◆ Extracted data:
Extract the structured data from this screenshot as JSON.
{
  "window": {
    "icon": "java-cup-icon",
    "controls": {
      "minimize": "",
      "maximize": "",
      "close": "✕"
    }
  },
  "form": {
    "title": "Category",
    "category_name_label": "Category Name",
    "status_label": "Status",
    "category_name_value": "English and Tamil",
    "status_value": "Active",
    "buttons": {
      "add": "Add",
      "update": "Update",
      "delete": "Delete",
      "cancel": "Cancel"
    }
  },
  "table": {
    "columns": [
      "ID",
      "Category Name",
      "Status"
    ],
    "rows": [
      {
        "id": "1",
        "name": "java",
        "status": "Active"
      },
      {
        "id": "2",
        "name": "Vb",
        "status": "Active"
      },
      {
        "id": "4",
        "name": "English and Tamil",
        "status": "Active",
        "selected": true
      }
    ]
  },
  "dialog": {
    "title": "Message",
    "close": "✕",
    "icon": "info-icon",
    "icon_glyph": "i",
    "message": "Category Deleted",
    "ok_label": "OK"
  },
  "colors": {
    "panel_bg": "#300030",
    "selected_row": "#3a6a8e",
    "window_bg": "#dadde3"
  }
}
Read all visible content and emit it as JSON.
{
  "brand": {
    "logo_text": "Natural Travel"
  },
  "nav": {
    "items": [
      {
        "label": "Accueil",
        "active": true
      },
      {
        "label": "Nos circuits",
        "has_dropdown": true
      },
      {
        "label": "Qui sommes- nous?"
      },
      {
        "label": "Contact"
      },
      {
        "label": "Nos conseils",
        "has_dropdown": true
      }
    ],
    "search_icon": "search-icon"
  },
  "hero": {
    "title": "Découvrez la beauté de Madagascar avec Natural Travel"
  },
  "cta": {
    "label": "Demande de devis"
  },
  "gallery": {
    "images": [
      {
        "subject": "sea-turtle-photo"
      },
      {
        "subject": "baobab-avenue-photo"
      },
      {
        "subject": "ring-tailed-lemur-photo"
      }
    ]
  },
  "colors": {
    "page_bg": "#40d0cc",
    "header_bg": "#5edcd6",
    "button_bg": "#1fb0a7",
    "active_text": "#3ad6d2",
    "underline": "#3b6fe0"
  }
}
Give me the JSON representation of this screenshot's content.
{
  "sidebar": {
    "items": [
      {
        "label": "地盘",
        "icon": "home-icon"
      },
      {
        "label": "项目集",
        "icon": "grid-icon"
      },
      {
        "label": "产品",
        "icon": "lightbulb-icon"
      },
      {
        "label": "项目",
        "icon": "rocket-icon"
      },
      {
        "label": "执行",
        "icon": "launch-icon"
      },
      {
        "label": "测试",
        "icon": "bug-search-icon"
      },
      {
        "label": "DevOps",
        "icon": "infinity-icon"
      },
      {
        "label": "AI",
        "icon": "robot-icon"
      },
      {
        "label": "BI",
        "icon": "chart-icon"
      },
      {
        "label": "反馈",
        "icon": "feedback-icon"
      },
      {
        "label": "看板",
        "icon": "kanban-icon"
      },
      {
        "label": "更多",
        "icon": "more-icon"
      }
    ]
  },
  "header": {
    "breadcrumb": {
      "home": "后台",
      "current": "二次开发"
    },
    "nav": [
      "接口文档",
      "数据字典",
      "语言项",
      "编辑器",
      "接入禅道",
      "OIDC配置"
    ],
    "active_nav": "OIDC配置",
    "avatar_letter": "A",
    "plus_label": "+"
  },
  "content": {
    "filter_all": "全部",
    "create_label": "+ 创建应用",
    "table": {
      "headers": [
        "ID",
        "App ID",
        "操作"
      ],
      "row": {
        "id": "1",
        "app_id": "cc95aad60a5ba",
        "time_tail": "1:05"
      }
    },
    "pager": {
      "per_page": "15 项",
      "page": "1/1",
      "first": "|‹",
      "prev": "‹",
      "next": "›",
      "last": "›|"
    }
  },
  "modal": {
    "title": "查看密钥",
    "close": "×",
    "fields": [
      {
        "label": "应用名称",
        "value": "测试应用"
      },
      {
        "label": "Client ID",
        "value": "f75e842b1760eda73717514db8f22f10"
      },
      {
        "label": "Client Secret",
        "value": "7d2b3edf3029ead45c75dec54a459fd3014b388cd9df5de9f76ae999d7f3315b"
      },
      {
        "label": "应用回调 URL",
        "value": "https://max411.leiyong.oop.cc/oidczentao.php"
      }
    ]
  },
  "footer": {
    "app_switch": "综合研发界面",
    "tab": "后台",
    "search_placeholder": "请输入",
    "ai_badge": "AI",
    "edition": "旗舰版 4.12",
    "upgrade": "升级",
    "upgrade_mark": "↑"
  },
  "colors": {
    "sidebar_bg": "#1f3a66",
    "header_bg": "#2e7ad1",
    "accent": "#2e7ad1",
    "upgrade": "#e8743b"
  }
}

◆ Direction:
All of the data needs to be printed once more, exactly.

◆ Final result:
Extract the structured data from this screenshot as JSON.
{
  "window": {
    "icon": "java-cup-icon",
    "controls": {
      "minimize": "",
      "maximize": "",
      "close": "✕"
    }
  },
  "form": {
    "title": "Category",
    "category_name_label": "Category Name",
    "status_label": "Status",
    "category_name_value": "English and Tamil",
    "status_value": "Active",
    "buttons": {
      "add": "Add",
      "update": "Update",
      "delete": "Delete",
      "cancel": "Cancel"
    }
  },
  "table": {
    "columns": [
      "ID",
      "Category Name",
      "Status"
    ],
    "rows": [
      {
        "id": "1",
        "name": "java",
        "status": "Active"
      },
      {
        "id": "2",
        "name": "Vb",
        "status": "Active"
      },
      {
        "id": "4",
        "name": "English and Tamil",
        "status": "Active",
        "selected": true
      }
    ]
  },
  "dialog": {
    "title": "Message",
    "close": "✕",
    "icon": "info-icon",
    "icon_glyph": "i",
    "message": "Category Deleted",
    "ok_label": "OK"
  },
  "colors": {
    "panel_bg": "#300030",
    "selected_row": "#3a6a8e",
    "window_bg": "#dadde3"
  }
}
Read all visible content and emit it as JSON.
{
  "brand": {
    "logo_text": "Natural Travel"
  },
  "nav": {
    "items": [
      {
        "label": "Accueil",
        "active": true
      },
      {
        "label": "Nos circuits",
        "has_dropdown": true
      },
      {
        "label": "Qui sommes- nous?"
      },
      {
        "label": "Contact"
      },
      {
        "label": "Nos conseils",
        "has_dropdown": true
      }
    ],
    "search_icon": "search-icon"
  },
  "hero": {
    "title": "Découvrez la beauté de Madagascar avec Natural Travel"
  },
  "cta": {
    "label": "Demande de devis"
  },
  "gallery": {
    "images": [
      {
        "subject": "sea-turtle-photo"
      },
      {
        "subject": "baobab-avenue-photo"
      },
      {
        "subject": "ring-tailed-lemur-photo"
      }
    ]
  },
  "colors": {
    "page_bg": "#40d0cc",
    "header_bg": "#5edcd6",
    "button_bg": "#1fb0a7",
    "active_text": "#3ad6d2",
    "underline": "#3b6fe0"
  }
}
Give me the JSON representation of this screenshot's content.
{
  "sidebar": {
    "items": [
      {
        "label": "地盘",
        "icon": "home-icon"
      },
      {
        "label": "项目集",
        "icon": "grid-icon"
      },
      {
        "label": "产品",
        "icon": "lightbulb-icon"
      },
      {
        "label": "项目",
        "icon": "rocket-icon"
      },
      {
        "label": "执行",
        "icon": "launch-icon"
      },
      {
        "label": "测试",
        "icon": "bug-search-icon"
      },
      {
        "label": "DevOps",
        "icon": "infinity-icon"
      },
      {
        "label": "AI",
        "icon": "robot-icon"
      },
      {
        "label": "BI",
        "icon": "chart-icon"
      },
      {
        "label": "反馈",
        "icon": "feedback-icon"
      },
      {
        "label": "看板",
        "icon": "kanban-icon"
      },
      {
        "label": "更多",
        "icon": "more-icon"
      }
    ]
  },
  "header": {
    "breadcrumb": {
      "home": "后台",
      "current": "二次开发"
    },
    "nav": [
      "接口文档",
      "数据字典",
      "语言项",
      "编辑器",
      "接入禅道",
      "OIDC配置"
    ],
    "active_nav": "OIDC配置",
    "avatar_letter": "A",
    "plus_label": "+"
  },
  "content": {
    "filter_all": "全部",
    "create_label": "+ 创建应用",
    "table": {
      "headers": [
        "ID",
        "App ID",
        "操作"
      ],
      "row": {
        "id": "1",
        "app_id": "cc95aad60a5ba",
        "time_tail": "1:05"
      }
    },
    "pager": {
      "per_page": "15 项",
      "page": "1/1",
      "first": "|‹",
      "prev": "‹",
      "next": "›",
      "last": "›|"
    }
  },
  "modal": {
    "title": "查看密钥",
    "close": "×",
    "fields": [
      {
        "label": "应用名称",
        "value": "测试应用"
      },
      {
        "label": "Client ID",
        "value": "f75e842b1760eda73717514db8f22f10"
      },
      {
        "label": "Client Secret",
        "value": "7d2b3edf3029ead45c75dec54a459fd3014b388cd9df5de9f76ae999d7f3315b"
      },
      {
        "label": "应用回调 URL",
        "value": "https://max411.leiyong.oop.cc/oidczentao.php"
      }
    ]
  },
  "footer": {
    "app_switch": "综合研发界面",
    "tab": "后台",
    "search_placeholder": "请输入",
    "ai_badge": "AI",
    "edition": "旗舰版 4.12",
    "upgrade": "升级",
    "upgrade_mark": "↑"
  },
  "colors": {
    "sidebar_bg": "#1f3a66",
    "header_bg": "#2e7ad1",
    "accent": "#2e7ad1",
    "upgrade": "#e8743b"
  }
}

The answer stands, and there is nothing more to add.